> **Written problem**
For each line that holds "можно", copy the line out.

============

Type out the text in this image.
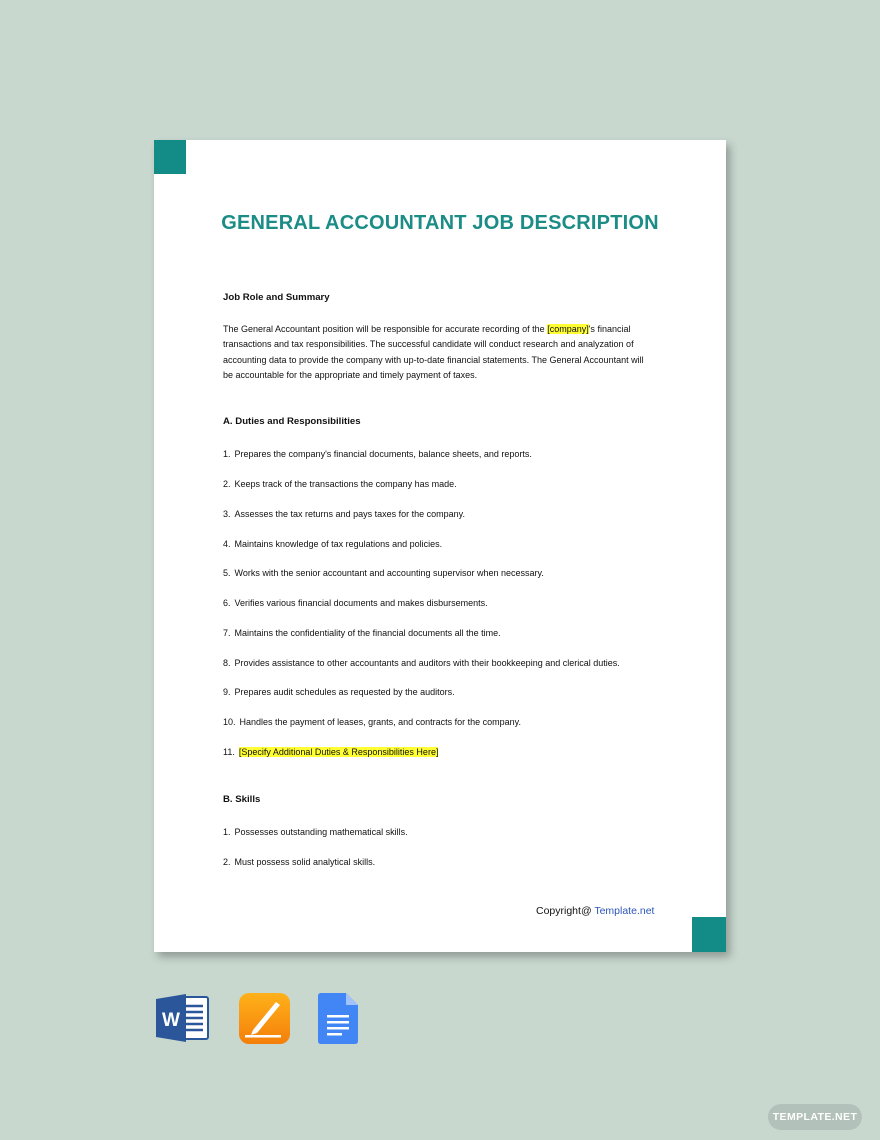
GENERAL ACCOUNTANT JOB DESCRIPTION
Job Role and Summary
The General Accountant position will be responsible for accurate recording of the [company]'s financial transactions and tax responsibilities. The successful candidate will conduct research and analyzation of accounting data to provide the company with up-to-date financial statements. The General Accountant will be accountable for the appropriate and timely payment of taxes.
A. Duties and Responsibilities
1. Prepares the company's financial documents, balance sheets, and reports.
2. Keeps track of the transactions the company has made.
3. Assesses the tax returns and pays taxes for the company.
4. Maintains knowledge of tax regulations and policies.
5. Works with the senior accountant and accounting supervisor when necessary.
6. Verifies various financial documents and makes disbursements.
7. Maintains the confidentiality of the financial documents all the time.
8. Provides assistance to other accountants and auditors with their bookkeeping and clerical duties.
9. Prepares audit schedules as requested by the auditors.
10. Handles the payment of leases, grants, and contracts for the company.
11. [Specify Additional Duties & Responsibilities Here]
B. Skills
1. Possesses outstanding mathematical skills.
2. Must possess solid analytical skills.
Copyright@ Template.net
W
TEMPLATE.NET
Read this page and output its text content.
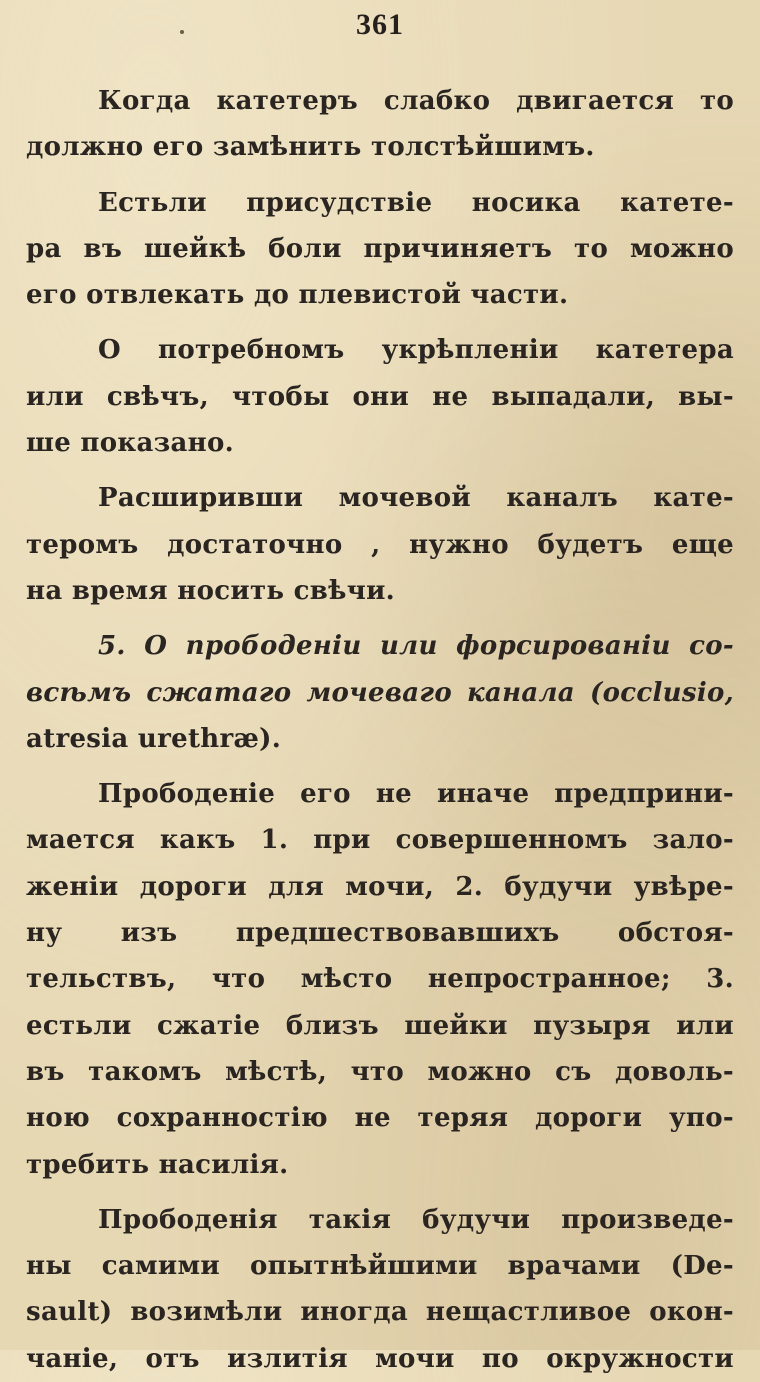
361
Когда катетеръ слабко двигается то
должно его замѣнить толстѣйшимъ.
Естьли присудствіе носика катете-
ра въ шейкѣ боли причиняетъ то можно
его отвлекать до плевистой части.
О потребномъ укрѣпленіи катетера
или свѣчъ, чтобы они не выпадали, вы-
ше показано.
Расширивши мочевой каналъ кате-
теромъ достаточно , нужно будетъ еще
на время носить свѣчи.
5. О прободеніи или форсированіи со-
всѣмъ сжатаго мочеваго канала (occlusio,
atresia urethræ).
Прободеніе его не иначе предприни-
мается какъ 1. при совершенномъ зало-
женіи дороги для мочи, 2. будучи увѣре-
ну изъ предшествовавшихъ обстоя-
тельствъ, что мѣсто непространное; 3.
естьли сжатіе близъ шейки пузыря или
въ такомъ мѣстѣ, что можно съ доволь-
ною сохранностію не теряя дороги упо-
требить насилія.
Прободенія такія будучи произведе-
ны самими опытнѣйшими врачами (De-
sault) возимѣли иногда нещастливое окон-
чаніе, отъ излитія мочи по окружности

============

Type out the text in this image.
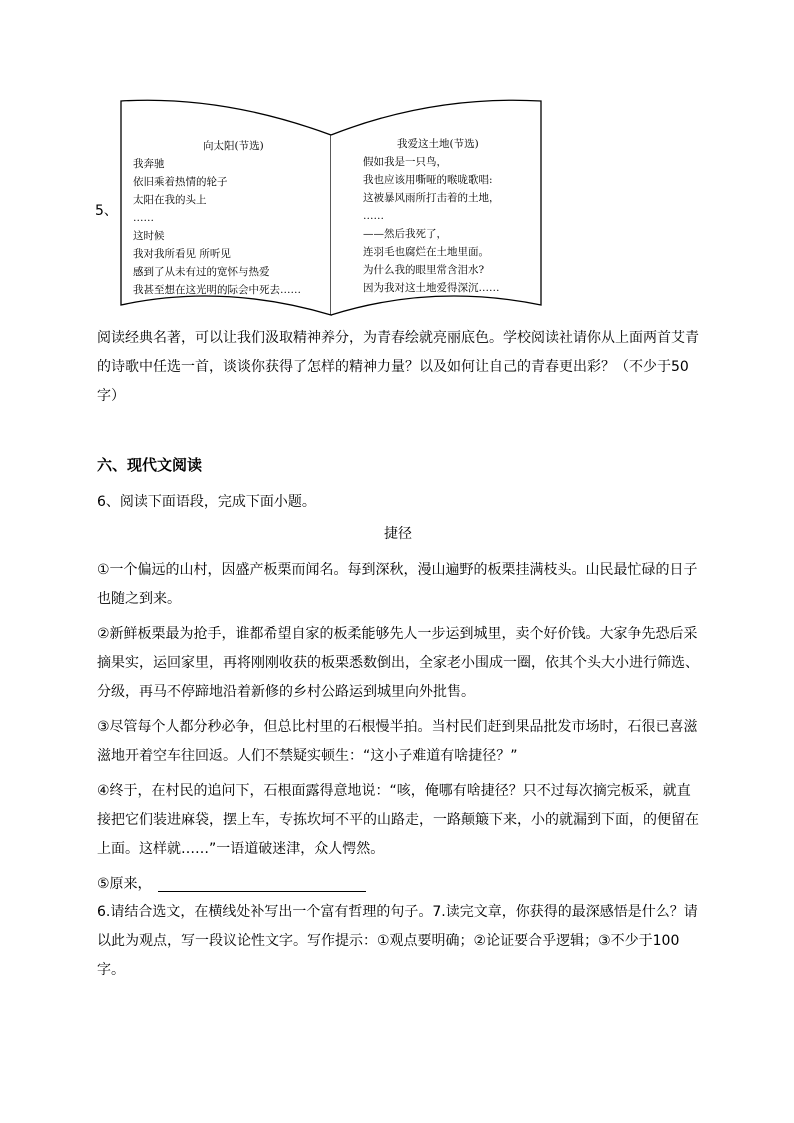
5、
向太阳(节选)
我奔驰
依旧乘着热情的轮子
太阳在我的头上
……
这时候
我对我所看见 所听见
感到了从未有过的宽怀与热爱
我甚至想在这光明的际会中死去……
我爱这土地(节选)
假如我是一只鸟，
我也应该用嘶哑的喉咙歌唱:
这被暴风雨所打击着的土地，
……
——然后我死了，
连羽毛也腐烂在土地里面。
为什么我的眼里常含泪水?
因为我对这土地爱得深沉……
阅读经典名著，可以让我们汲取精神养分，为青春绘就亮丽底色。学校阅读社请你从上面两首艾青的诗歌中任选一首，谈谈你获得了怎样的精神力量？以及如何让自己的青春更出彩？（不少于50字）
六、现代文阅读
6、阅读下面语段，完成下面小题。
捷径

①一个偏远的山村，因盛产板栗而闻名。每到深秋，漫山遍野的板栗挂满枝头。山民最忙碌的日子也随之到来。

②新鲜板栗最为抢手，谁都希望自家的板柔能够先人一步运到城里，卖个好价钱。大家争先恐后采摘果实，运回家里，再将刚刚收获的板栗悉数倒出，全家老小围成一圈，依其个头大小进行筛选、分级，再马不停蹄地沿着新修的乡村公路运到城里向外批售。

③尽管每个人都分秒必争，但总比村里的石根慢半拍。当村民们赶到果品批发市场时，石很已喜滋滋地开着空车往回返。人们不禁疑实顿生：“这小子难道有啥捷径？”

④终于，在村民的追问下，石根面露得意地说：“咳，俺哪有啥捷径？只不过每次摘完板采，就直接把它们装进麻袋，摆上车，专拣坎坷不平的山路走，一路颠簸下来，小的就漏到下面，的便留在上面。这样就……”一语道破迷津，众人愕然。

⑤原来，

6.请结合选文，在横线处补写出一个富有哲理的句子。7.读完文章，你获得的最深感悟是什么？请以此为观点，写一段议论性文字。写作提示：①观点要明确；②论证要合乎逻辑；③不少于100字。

============

> **Exercise response**
ра въ шейкѣ боли причиняетъ то можно
въ такомъ мѣстѣ, что можно съ доволь-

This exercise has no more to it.